# Raw data start

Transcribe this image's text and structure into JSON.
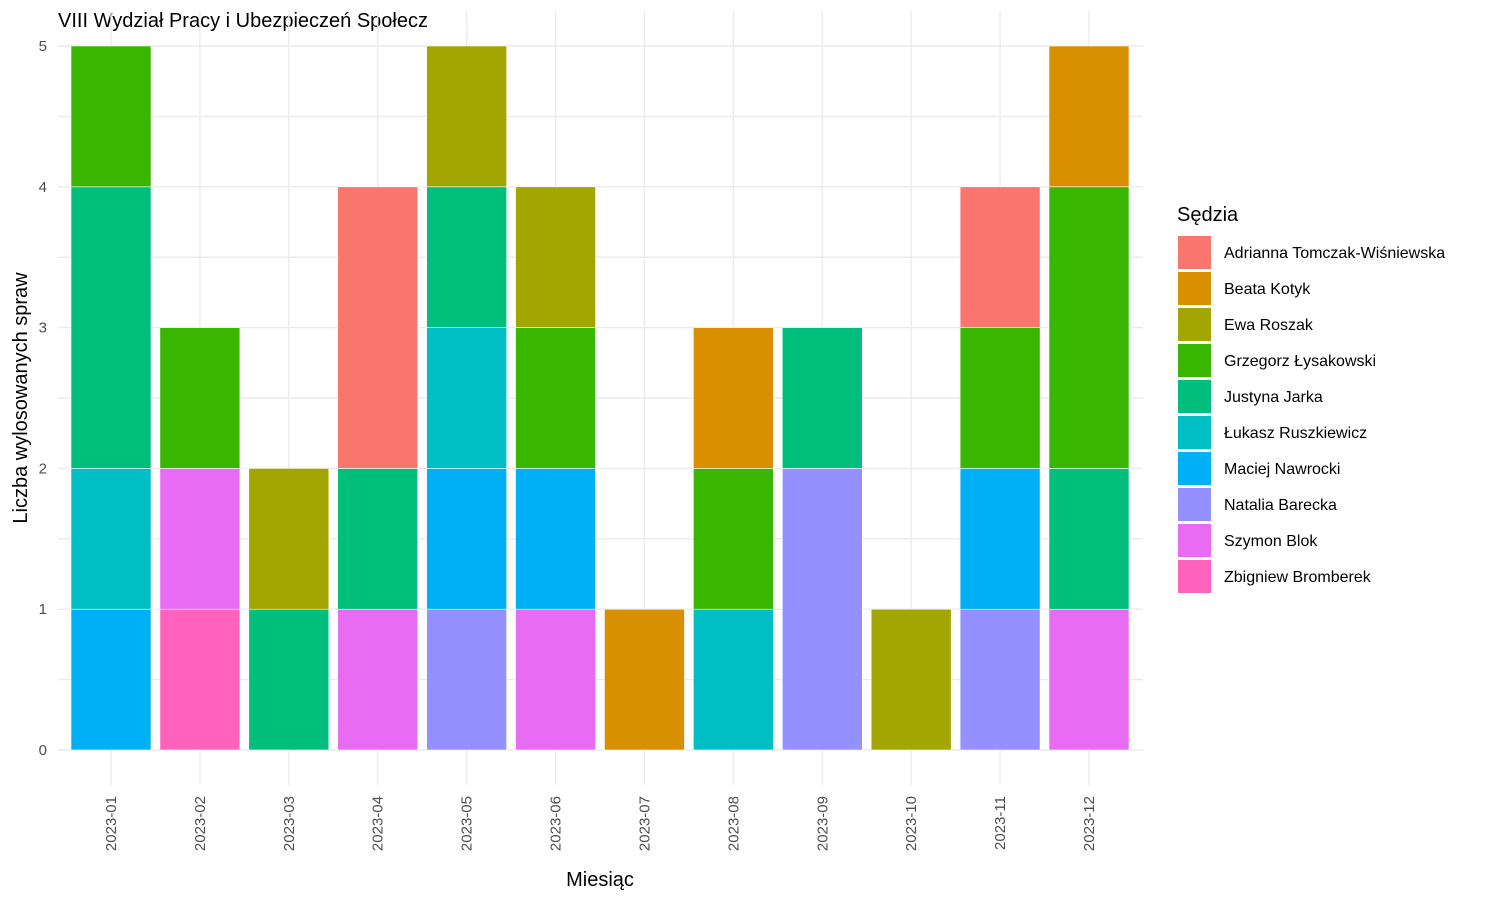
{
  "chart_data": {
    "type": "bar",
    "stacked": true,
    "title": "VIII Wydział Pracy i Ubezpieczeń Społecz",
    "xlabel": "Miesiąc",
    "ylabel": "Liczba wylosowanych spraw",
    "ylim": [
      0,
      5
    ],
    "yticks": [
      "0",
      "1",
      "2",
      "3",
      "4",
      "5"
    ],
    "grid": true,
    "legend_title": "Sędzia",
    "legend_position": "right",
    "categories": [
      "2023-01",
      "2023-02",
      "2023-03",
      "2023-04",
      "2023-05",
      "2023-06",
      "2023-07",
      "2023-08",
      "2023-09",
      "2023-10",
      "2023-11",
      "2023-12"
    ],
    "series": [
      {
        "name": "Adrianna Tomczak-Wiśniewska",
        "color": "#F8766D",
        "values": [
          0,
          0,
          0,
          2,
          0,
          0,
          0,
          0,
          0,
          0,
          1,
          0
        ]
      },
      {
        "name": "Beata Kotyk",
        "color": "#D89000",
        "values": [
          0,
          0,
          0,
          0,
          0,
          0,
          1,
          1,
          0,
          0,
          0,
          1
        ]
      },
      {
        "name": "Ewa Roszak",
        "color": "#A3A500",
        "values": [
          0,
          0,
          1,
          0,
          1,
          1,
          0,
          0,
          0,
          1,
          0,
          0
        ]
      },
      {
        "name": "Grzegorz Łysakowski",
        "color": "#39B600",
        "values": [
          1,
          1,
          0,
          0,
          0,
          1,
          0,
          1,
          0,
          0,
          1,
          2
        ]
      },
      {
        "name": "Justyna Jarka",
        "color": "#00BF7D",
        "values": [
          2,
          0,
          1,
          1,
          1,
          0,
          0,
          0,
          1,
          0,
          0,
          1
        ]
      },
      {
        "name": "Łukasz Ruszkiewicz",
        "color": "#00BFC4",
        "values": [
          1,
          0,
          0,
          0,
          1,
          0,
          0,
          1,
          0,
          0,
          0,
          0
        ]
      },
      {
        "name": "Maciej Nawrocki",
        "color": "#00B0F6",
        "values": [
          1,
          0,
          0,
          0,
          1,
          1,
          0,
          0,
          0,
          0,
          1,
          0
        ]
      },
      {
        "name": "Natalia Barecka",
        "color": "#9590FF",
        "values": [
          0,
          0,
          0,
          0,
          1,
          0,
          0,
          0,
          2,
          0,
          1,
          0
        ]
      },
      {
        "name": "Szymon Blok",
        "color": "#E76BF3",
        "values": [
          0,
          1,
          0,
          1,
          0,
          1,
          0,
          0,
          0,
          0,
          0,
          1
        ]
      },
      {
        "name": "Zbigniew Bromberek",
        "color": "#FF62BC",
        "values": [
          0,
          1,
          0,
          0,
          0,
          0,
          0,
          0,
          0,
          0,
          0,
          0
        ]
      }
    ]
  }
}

# Raw data end
# Raw data start

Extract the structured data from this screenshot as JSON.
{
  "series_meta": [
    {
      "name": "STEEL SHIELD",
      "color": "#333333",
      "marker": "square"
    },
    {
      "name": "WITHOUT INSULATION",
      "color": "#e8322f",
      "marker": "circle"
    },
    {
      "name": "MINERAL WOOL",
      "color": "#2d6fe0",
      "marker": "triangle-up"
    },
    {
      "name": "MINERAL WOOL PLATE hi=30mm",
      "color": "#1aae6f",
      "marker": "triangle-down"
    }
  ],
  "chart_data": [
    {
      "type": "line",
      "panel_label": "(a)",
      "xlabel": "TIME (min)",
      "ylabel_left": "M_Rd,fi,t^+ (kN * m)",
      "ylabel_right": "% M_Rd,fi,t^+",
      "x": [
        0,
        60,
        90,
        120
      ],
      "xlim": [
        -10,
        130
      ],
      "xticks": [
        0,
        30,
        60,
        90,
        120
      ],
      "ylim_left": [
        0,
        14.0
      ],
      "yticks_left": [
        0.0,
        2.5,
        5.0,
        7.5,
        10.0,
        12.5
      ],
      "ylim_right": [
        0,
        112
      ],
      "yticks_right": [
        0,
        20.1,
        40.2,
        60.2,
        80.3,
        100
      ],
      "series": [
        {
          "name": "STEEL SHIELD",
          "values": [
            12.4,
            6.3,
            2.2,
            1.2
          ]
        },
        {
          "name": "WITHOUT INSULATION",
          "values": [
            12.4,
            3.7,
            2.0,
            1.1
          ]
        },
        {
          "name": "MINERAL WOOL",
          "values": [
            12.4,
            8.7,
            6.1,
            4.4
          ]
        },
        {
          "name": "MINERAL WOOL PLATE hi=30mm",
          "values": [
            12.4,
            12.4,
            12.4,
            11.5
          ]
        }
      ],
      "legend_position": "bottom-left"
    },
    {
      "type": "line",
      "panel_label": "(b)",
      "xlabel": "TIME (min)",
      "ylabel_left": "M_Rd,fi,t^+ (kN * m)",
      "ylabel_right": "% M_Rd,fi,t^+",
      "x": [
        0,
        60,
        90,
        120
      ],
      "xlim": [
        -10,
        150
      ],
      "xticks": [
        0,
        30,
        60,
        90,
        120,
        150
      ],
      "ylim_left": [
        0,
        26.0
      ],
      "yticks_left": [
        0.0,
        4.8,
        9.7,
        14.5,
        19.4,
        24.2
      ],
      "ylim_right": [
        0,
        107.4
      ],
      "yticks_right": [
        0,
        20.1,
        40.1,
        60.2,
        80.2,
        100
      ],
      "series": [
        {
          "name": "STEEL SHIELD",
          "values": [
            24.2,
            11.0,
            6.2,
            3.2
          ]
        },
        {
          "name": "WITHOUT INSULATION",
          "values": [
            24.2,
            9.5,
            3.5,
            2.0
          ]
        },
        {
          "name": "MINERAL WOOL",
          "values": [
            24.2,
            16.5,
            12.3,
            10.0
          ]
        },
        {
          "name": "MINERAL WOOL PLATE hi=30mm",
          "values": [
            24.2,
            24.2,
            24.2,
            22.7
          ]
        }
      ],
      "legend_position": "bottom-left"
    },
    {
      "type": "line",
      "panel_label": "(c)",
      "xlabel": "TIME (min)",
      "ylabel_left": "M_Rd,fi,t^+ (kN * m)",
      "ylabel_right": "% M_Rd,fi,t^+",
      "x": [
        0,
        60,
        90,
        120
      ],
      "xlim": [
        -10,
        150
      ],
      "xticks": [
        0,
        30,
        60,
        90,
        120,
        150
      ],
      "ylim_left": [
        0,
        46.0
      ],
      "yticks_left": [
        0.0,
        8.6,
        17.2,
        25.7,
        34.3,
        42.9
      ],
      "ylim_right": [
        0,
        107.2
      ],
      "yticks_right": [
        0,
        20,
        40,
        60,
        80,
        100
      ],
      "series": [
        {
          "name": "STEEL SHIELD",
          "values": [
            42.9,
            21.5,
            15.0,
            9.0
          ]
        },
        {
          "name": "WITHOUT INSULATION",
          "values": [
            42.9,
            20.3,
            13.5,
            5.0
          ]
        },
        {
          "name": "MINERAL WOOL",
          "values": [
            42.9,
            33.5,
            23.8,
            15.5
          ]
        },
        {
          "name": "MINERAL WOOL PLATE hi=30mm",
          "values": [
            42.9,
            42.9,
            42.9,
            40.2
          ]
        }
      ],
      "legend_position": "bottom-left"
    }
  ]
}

# Raw data end
# Raw data start

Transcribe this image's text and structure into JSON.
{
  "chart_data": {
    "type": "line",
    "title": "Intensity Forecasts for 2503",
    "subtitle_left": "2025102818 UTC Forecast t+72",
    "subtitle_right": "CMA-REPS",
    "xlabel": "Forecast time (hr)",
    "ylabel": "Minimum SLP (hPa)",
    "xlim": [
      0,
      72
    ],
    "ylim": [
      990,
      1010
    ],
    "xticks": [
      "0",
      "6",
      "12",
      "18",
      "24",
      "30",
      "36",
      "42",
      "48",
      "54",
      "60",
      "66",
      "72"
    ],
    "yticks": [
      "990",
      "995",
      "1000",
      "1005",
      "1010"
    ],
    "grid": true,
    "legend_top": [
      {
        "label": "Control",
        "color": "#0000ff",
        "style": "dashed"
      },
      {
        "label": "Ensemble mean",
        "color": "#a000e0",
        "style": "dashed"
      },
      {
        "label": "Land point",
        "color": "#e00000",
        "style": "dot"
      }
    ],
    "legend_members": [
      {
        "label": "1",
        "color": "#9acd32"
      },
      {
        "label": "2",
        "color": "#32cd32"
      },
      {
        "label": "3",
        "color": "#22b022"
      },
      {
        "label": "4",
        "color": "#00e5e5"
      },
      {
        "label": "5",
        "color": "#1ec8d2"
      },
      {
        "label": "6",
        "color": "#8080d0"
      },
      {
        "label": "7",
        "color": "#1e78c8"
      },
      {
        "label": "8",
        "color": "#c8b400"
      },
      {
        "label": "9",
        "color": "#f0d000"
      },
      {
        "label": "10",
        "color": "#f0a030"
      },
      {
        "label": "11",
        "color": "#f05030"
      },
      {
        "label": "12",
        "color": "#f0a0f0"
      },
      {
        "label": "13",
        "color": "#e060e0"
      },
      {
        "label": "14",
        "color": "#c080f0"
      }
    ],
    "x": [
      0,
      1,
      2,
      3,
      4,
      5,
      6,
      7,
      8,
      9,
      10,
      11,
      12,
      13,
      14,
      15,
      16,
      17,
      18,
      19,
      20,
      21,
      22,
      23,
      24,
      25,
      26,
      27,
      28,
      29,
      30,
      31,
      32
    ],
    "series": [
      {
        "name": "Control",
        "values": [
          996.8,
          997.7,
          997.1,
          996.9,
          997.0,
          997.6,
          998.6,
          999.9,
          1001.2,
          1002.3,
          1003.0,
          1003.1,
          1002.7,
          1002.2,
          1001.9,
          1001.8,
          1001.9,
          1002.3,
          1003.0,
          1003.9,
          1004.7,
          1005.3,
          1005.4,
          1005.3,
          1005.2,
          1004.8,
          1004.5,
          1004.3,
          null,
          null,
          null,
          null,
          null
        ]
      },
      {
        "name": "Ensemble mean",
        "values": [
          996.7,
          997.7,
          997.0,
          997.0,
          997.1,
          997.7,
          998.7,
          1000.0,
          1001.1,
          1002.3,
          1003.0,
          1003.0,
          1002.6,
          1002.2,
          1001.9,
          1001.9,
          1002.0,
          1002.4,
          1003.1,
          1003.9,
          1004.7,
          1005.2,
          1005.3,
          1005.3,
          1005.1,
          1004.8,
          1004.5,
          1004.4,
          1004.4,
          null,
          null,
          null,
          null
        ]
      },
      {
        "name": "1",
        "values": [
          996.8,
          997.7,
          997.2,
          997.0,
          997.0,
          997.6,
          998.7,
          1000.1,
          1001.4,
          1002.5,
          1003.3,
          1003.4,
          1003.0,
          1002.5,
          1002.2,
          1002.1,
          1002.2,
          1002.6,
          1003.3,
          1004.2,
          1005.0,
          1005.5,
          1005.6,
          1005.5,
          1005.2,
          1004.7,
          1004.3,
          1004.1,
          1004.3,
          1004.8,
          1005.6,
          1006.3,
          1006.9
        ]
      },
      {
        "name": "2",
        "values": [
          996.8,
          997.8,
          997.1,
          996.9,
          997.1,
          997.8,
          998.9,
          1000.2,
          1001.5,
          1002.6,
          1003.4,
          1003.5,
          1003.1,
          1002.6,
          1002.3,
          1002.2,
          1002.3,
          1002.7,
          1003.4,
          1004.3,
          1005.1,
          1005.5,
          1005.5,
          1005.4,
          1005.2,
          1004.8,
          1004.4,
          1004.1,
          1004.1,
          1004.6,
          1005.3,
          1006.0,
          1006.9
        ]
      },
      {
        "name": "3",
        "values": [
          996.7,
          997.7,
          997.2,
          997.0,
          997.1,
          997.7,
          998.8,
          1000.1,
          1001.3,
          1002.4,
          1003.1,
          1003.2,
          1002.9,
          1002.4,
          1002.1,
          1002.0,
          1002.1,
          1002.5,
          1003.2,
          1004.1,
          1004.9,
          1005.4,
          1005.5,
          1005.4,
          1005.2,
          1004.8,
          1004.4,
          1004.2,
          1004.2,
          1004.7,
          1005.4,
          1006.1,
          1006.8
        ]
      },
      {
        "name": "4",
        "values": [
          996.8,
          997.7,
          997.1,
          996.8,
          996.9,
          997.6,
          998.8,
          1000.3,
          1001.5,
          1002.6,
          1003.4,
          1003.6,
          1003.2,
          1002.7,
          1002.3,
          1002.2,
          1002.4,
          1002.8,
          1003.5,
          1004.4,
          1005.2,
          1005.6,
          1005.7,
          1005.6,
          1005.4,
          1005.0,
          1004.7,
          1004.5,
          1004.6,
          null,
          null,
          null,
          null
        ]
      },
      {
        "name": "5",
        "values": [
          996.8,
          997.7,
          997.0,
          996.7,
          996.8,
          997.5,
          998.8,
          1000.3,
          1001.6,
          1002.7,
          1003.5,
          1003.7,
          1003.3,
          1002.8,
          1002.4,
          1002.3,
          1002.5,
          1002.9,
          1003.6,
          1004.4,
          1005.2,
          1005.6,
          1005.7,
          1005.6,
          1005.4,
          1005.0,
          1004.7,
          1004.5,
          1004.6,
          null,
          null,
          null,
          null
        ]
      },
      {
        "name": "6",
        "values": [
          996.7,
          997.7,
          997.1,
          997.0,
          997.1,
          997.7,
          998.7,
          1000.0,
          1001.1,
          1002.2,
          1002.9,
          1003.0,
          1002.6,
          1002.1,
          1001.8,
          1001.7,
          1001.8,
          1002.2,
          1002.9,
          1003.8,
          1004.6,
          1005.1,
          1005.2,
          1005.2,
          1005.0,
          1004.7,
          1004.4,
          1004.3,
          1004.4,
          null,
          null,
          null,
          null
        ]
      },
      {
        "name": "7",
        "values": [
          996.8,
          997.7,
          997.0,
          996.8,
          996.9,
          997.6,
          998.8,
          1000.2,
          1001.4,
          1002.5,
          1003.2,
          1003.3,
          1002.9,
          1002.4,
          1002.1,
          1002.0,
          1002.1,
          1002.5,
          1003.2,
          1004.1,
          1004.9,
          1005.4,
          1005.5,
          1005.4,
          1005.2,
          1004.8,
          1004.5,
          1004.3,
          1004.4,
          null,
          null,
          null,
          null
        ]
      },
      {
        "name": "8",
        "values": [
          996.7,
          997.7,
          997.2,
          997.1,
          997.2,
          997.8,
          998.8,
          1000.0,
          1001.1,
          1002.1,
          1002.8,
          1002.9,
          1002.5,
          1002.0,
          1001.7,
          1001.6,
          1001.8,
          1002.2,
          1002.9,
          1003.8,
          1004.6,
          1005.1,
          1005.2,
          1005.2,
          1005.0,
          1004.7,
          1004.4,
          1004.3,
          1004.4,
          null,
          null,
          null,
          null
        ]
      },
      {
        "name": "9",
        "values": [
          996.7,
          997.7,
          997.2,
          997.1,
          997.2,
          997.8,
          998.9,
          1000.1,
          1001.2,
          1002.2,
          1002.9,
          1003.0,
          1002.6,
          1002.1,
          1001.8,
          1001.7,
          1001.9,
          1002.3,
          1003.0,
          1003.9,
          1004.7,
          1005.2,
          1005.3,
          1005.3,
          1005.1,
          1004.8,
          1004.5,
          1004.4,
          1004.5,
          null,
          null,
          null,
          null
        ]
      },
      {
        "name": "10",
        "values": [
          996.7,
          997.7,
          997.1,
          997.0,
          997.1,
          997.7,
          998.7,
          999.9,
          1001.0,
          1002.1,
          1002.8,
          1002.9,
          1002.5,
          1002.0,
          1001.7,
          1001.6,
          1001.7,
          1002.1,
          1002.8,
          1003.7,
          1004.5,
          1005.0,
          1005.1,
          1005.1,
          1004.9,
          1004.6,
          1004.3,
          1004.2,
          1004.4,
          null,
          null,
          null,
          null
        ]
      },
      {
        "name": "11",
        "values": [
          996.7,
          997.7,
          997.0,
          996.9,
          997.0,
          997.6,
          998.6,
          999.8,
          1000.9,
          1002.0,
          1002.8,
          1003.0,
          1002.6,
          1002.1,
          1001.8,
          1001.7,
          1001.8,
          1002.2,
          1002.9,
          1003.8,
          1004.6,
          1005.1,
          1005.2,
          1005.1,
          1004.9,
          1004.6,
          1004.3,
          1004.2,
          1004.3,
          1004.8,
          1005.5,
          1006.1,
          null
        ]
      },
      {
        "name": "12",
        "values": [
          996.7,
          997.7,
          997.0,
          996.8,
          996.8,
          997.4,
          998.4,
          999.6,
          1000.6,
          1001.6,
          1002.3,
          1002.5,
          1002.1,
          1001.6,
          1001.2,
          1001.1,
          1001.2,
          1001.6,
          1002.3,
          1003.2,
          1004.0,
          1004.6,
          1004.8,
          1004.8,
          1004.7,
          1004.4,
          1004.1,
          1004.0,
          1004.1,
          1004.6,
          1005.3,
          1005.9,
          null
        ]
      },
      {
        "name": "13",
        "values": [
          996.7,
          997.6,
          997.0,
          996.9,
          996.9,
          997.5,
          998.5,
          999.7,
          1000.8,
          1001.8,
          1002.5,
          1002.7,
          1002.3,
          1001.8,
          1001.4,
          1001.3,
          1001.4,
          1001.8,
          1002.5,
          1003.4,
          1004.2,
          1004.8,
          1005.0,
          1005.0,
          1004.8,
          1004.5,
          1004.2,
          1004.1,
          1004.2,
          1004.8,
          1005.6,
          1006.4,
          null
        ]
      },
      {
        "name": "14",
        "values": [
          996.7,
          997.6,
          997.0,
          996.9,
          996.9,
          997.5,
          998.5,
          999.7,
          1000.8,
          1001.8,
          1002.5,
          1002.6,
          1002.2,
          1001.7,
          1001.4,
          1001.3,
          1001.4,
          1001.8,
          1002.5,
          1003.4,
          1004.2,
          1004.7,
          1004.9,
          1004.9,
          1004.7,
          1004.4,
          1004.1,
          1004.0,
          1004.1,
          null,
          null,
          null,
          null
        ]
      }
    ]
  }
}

# Raw data end

» **Do this**: Report each line in the data that holds the word "Ensemble".

» **Answer to the task**:
        "label": "Ensemble mean",
        "name": "Ensemble mean",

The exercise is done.